***** Records provided *****
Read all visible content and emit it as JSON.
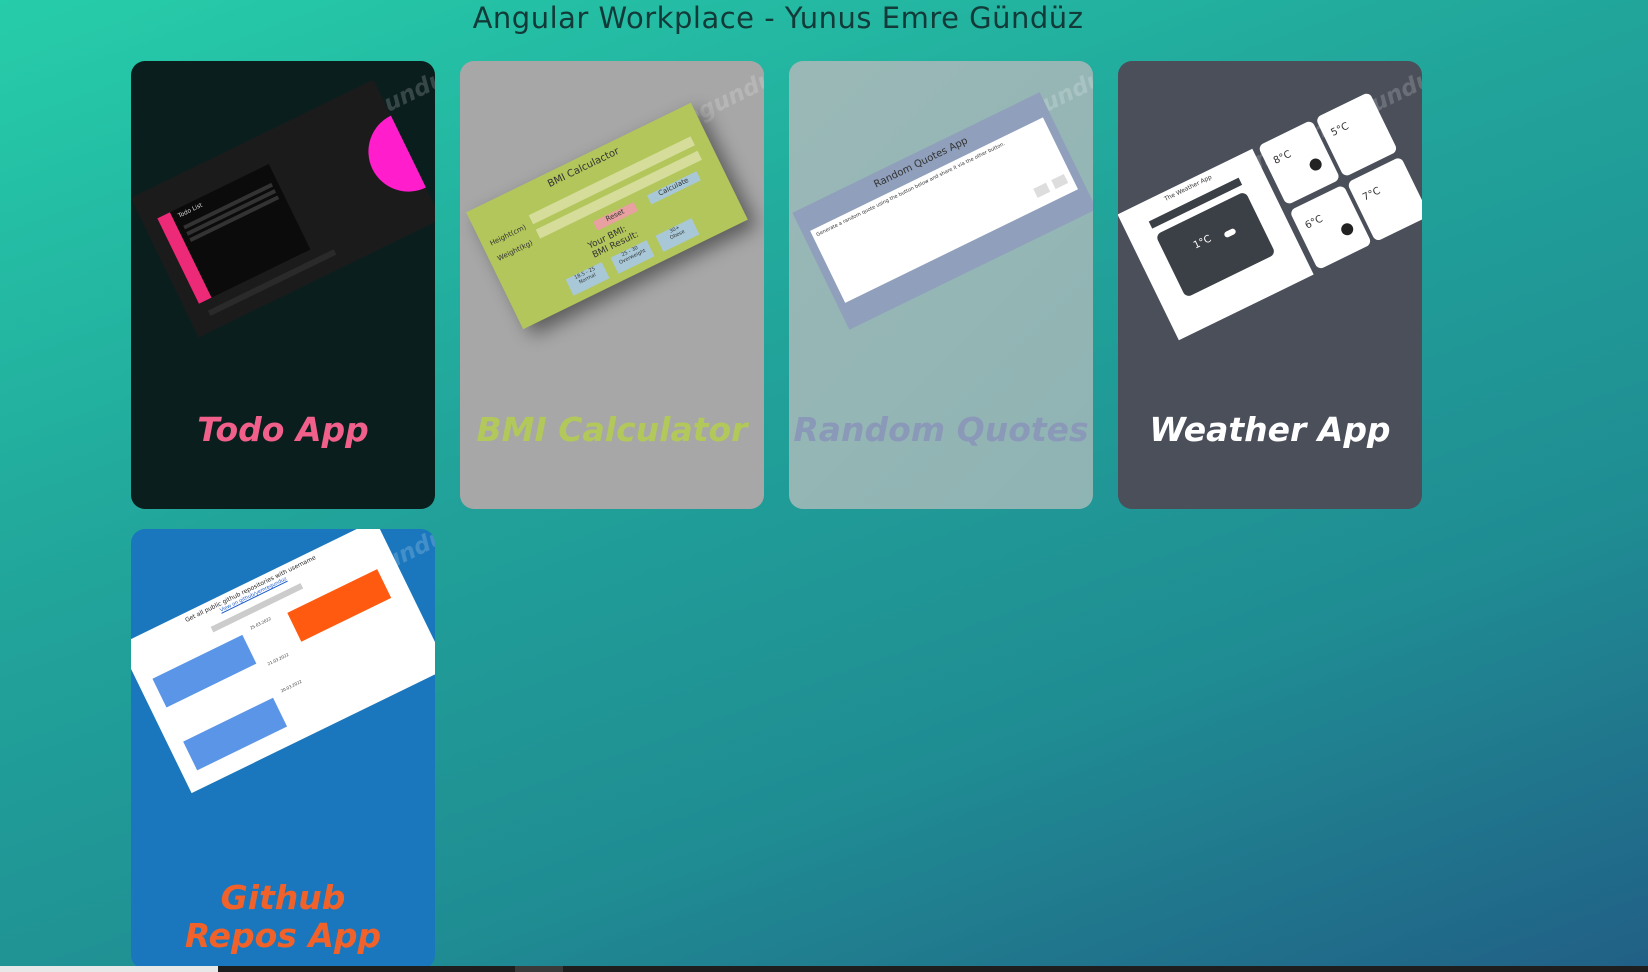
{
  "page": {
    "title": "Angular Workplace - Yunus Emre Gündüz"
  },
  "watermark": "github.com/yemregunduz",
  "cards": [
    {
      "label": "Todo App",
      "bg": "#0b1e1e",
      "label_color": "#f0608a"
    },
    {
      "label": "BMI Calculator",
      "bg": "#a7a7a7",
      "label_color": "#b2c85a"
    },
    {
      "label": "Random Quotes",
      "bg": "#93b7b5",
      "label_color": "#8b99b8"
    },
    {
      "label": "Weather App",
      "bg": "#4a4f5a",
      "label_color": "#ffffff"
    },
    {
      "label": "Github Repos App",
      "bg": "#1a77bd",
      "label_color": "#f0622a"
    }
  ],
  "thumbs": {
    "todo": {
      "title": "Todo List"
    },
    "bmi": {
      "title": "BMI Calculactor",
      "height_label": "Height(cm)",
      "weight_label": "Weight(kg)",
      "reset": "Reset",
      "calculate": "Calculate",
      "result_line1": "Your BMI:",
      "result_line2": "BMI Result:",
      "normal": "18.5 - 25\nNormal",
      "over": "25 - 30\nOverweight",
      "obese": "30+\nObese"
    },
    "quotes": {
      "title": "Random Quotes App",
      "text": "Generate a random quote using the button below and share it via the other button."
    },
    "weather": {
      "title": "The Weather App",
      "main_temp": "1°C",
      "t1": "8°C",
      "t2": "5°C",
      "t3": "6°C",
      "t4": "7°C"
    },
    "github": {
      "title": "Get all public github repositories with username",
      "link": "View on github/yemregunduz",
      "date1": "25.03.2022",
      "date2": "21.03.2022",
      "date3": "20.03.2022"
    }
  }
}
*****
## What to do
Collect every line above that contains the word "yemregunduz".

## Final result
  "watermark": "github.com/yemregunduz",
      "link": "View on github/yemregunduz",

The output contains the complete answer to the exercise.